* Description of the task
Return the entries below verbatim. Pictures stay out.

_____

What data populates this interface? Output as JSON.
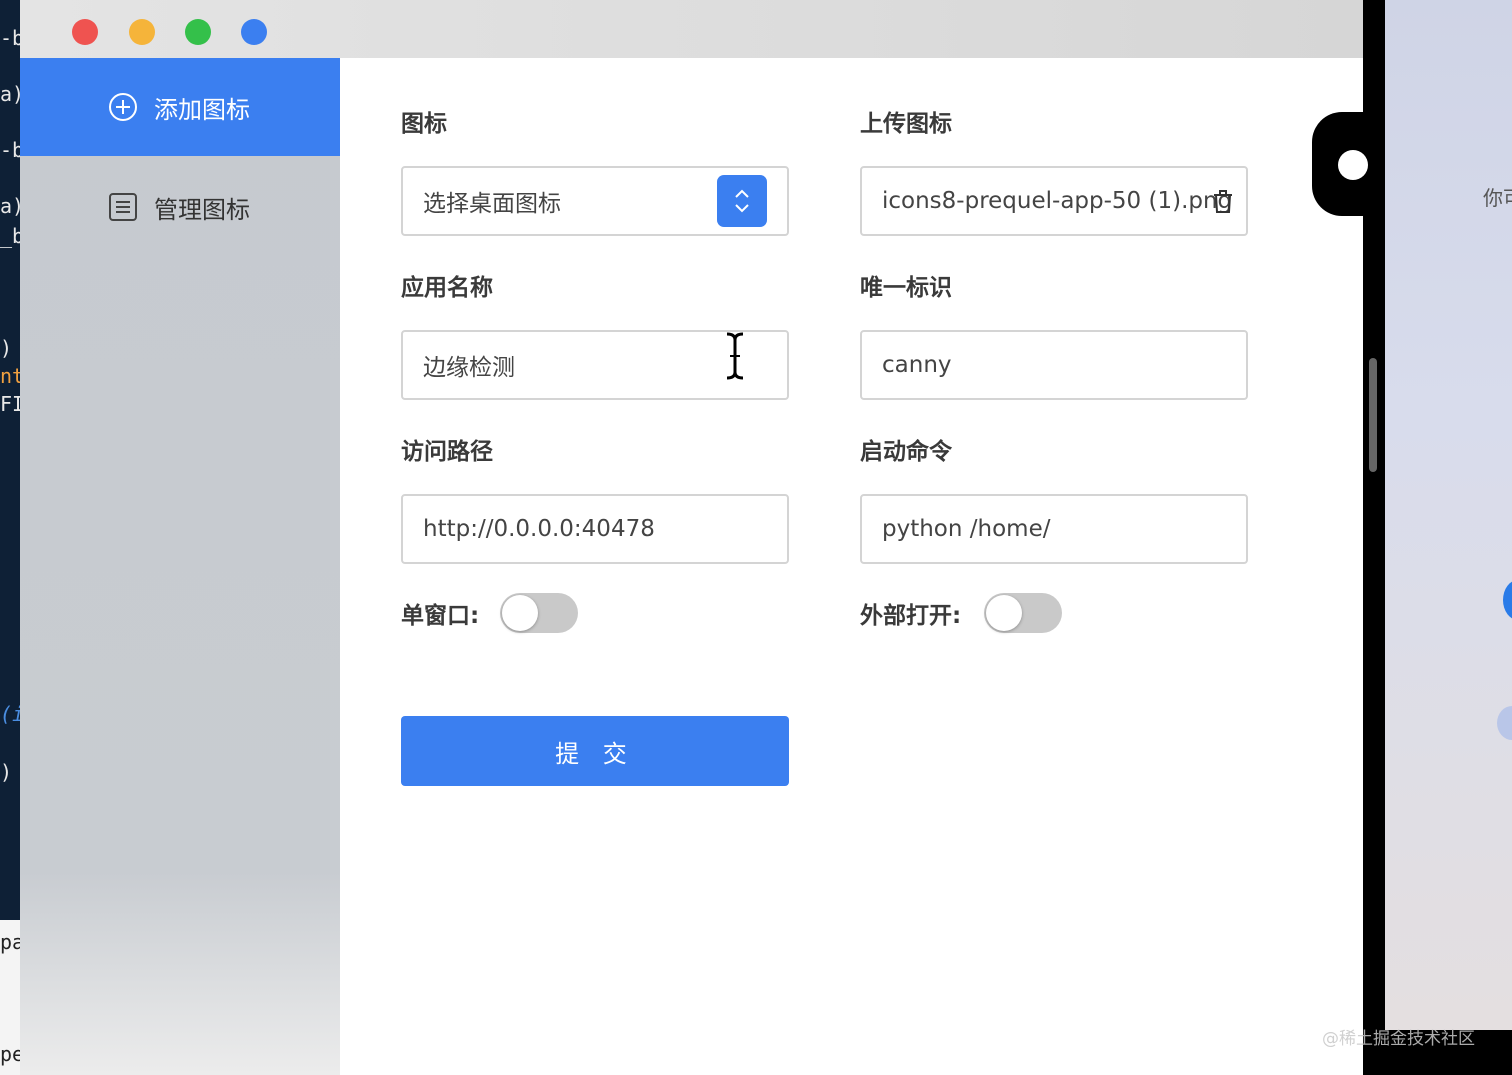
{
  "editor": {
    "lines_dark": [
      "-b]",
      "a)]",
      "-b]",
      "a)]",
      "_bg",
      ")",
      "nt(",
      "FI",
      "(i",
      ")"
    ],
    "lines_light": [
      "pa",
      "pe"
    ]
  },
  "window": {
    "traffic_colors": [
      "#ef5350",
      "#f5b43a",
      "#34c04a",
      "#3b7ff0"
    ]
  },
  "sidebar": {
    "items": [
      {
        "label": "添加图标",
        "icon": "plus-circle-icon",
        "active": true
      },
      {
        "label": "管理图标",
        "icon": "list-icon",
        "active": false
      }
    ]
  },
  "form": {
    "icon": {
      "label": "图标",
      "value": "选择桌面图标"
    },
    "upload": {
      "label": "上传图标",
      "value": "icons8-prequel-app-50 (1).png"
    },
    "app_name": {
      "label": "应用名称",
      "value": "边缘检测"
    },
    "unique_id": {
      "label": "唯一标识",
      "value": "canny"
    },
    "path": {
      "label": "访问路径",
      "value": "http://0.0.0.0:40478"
    },
    "command": {
      "label": "启动命令",
      "value": "python /home/"
    },
    "single_window": {
      "label": "单窗口:",
      "on": false
    },
    "external_open": {
      "label": "外部打开:",
      "on": false
    },
    "submit_label": "提 交"
  },
  "right_panel": {
    "partial_text": "你可"
  },
  "watermark": "@稀土掘金技术社区",
  "colors": {
    "accent": "#3b7ff0",
    "toggle_off": "#c9c9c9"
  }
}
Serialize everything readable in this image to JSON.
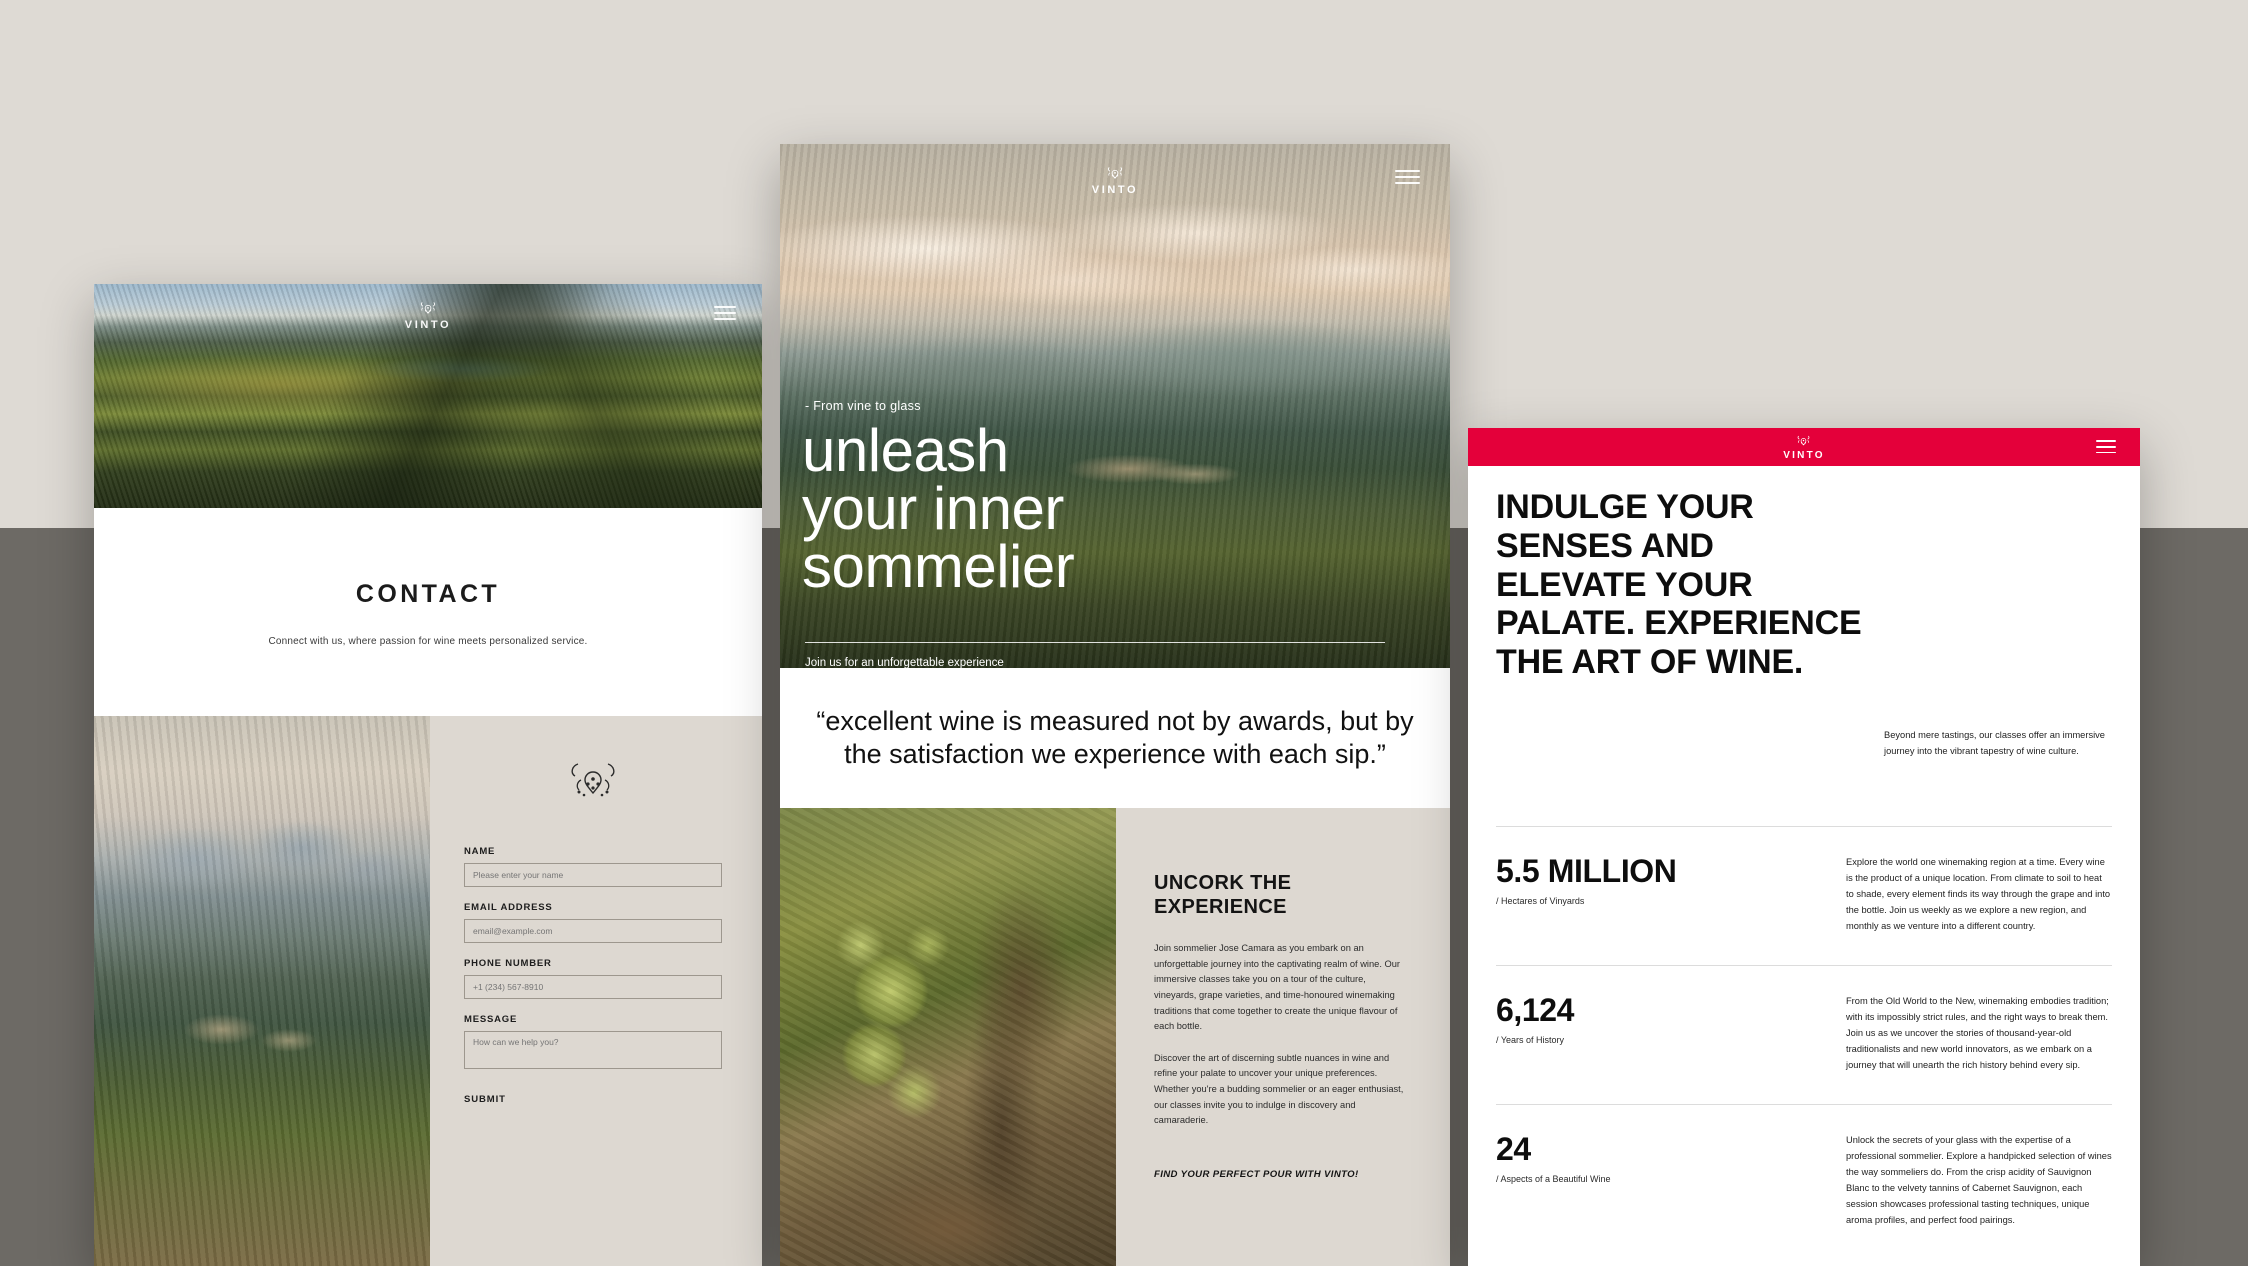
{
  "brand": {
    "name": "VINTO",
    "logo_icon": "vine-crest-icon",
    "menu_icon": "hamburger-menu-icon"
  },
  "colors": {
    "accent_red": "#E4003A",
    "panel_beige": "#DDD8D1",
    "page_top": "#DEDAD4",
    "page_bottom": "#6D6A65"
  },
  "left_panel": {
    "hero_image": "aerial-vineyard-photo",
    "contact": {
      "title": "CONTACT",
      "subtitle": "Connect with us, where passion for wine meets personalized service."
    },
    "side_image": "mountains-village-photo",
    "ornament_icon": "ornamental-crest-icon",
    "form": {
      "fields": [
        {
          "label": "NAME",
          "placeholder": "Please enter your name",
          "value": "",
          "name": "name-field"
        },
        {
          "label": "EMAIL ADDRESS",
          "placeholder": "email@example.com",
          "value": "",
          "name": "email-field"
        },
        {
          "label": "PHONE NUMBER",
          "placeholder": "+1 (234) 567-8910",
          "value": "",
          "name": "phone-field"
        },
        {
          "label": "MESSAGE",
          "placeholder": "How can we help you?",
          "value": "",
          "name": "message-field"
        }
      ],
      "submit_label": "SUBMIT"
    }
  },
  "mid_panel": {
    "hero_image": "tuscan-hills-village-photo",
    "eyebrow": "- From vine to glass",
    "title_line1": "unleash",
    "title_line2": "your inner",
    "title_line3": "sommelier",
    "tagline": "Join us for an unforgettable experience",
    "quote": "“excellent wine is measured not by awards, but by the satisfaction we experience with each sip.”",
    "lower_image": "grapes-on-vine-photo",
    "section_heading": "UNCORK THE EXPERIENCE",
    "paragraph1": "Join sommelier Jose Camara as you embark on an unforgettable journey into the captivating realm of wine. Our immersive classes take you on a tour of the culture, vineyards, grape varieties, and time-honoured winemaking traditions that come together to create the unique flavour of each bottle.",
    "paragraph2": "Discover the art of discerning subtle nuances in wine and refine your palate to uncover your unique preferences. Whether you're a budding sommelier or an eager enthusiast, our classes invite you to indulge in discovery and camaraderie.",
    "cta": "FIND YOUR PERFECT POUR WITH VINTO!"
  },
  "right_panel": {
    "heading": "INDULGE YOUR SENSES AND ELEVATE YOUR PALATE. EXPERIENCE THE ART OF WINE.",
    "intro": "Beyond mere tastings, our classes offer an immersive journey into the vibrant tapestry of wine culture.",
    "stats": [
      {
        "number": "5.5 MILLION",
        "caption": "/ Hectares of Vinyards",
        "body": "Explore the world one winemaking region at a time. Every wine is the product of a unique location. From climate to soil to heat to shade, every element finds its way through the grape and into the bottle. Join us weekly as we explore a new region, and monthly as we venture into a different country."
      },
      {
        "number": "6,124",
        "caption": "/ Years of History",
        "body": "From the Old World to the New, winemaking embodies tradition; with its impossibly strict rules, and the right ways to break them. Join us as we uncover the stories of thousand-year-old traditionalists and new world innovators, as we embark on a journey that will unearth the rich history behind every sip."
      },
      {
        "number": "24",
        "caption": "/ Aspects of a Beautiful Wine",
        "body": "Unlock the secrets of your glass with the expertise of a professional sommelier. Explore a handpicked selection of wines the way sommeliers do. From the crisp acidity of Sauvignon Blanc to the velvety tannins of Cabernet Sauvignon, each session showcases professional tasting techniques, unique aroma profiles, and perfect food pairings."
      }
    ]
  }
}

_____

* Task solution
What data populates this interface? Output as JSON.
{
  "editor": {
    "lines_dark": [
      "-b]",
      "a)]",
      "-b]",
      "a)]",
      "_bg",
      ")",
      "nt(",
      "FI",
      "(i",
      ")"
    ],
    "lines_light": [
      "pa",
      "pe"
    ]
  },
  "window": {
    "traffic_colors": [
      "#ef5350",
      "#f5b43a",
      "#34c04a",
      "#3b7ff0"
    ]
  },
  "sidebar": {
    "items": [
      {
        "label": "添加图标",
        "icon": "plus-circle-icon",
        "active": true
      },
      {
        "label": "管理图标",
        "icon": "list-icon",
        "active": false
      }
    ]
  },
  "form": {
    "icon": {
      "label": "图标",
      "value": "选择桌面图标"
    },
    "upload": {
      "label": "上传图标",
      "value": "icons8-prequel-app-50 (1).png"
    },
    "app_name": {
      "label": "应用名称",
      "value": "边缘检测"
    },
    "unique_id": {
      "label": "唯一标识",
      "value": "canny"
    },
    "path": {
      "label": "访问路径",
      "value": "http://0.0.0.0:40478"
    },
    "command": {
      "label": "启动命令",
      "value": "python /home/"
    },
    "single_window": {
      "label": "单窗口:",
      "on": false
    },
    "external_open": {
      "label": "外部打开:",
      "on": false
    },
    "submit_label": "提 交"
  },
  "right_panel": {
    "partial_text": "你可"
  },
  "watermark": "@稀土掘金技术社区",
  "colors": {
    "accent": "#3b7ff0",
    "toggle_off": "#c9c9c9"
  }
}
Serialize everything readable in this image to JSON.
{
  "brand": {
    "name": "VINTO",
    "logo_icon": "vine-crest-icon",
    "menu_icon": "hamburger-menu-icon"
  },
  "colors": {
    "accent_red": "#E4003A",
    "panel_beige": "#DDD8D1",
    "page_top": "#DEDAD4",
    "page_bottom": "#6D6A65"
  },
  "left_panel": {
    "hero_image": "aerial-vineyard-photo",
    "contact": {
      "title": "CONTACT",
      "subtitle": "Connect with us, where passion for wine meets personalized service."
    },
    "side_image": "mountains-village-photo",
    "ornament_icon": "ornamental-crest-icon",
    "form": {
      "fields": [
        {
          "label": "NAME",
          "placeholder": "Please enter your name",
          "value": "",
          "name": "name-field"
        },
        {
          "label": "EMAIL ADDRESS",
          "placeholder": "email@example.com",
          "value": "",
          "name": "email-field"
        },
        {
          "label": "PHONE NUMBER",
          "placeholder": "+1 (234) 567-8910",
          "value": "",
          "name": "phone-field"
        },
        {
          "label": "MESSAGE",
          "placeholder": "How can we help you?",
          "value": "",
          "name": "message-field"
        }
      ],
      "submit_label": "SUBMIT"
    }
  },
  "mid_panel": {
    "hero_image": "tuscan-hills-village-photo",
    "eyebrow": "- From vine to glass",
    "title_line1": "unleash",
    "title_line2": "your inner",
    "title_line3": "sommelier",
    "tagline": "Join us for an unforgettable experience",
    "quote": "“excellent wine is measured not by awards, but by the satisfaction we experience with each sip.”",
    "lower_image": "grapes-on-vine-photo",
    "section_heading": "UNCORK THE EXPERIENCE",
    "paragraph1": "Join sommelier Jose Camara as you embark on an unforgettable journey into the captivating realm of wine. Our immersive classes take you on a tour of the culture, vineyards, grape varieties, and time-honoured winemaking traditions that come together to create the unique flavour of each bottle.",
    "paragraph2": "Discover the art of discerning subtle nuances in wine and refine your palate to uncover your unique preferences. Whether you're a budding sommelier or an eager enthusiast, our classes invite you to indulge in discovery and camaraderie.",
    "cta": "FIND YOUR PERFECT POUR WITH VINTO!"
  },
  "right_panel": {
    "heading": "INDULGE YOUR SENSES AND ELEVATE YOUR PALATE. EXPERIENCE THE ART OF WINE.",
    "intro": "Beyond mere tastings, our classes offer an immersive journey into the vibrant tapestry of wine culture.",
    "stats": [
      {
        "number": "5.5 MILLION",
        "caption": "/ Hectares of Vinyards",
        "body": "Explore the world one winemaking region at a time. Every wine is the product of a unique location. From climate to soil to heat to shade, every element finds its way through the grape and into the bottle. Join us weekly as we explore a new region, and monthly as we venture into a different country."
      },
      {
        "number": "6,124",
        "caption": "/ Years of History",
        "body": "From the Old World to the New, winemaking embodies tradition; with its impossibly strict rules, and the right ways to break them. Join us as we uncover the stories of thousand-year-old traditionalists and new world innovators, as we embark on a journey that will unearth the rich history behind every sip."
      },
      {
        "number": "24",
        "caption": "/ Aspects of a Beautiful Wine",
        "body": "Unlock the secrets of your glass with the expertise of a professional sommelier. Explore a handpicked selection of wines the way sommeliers do. From the crisp acidity of Sauvignon Blanc to the velvety tannins of Cabernet Sauvignon, each session showcases professional tasting techniques, unique aroma profiles, and perfect food pairings."
      }
    ]
  }
}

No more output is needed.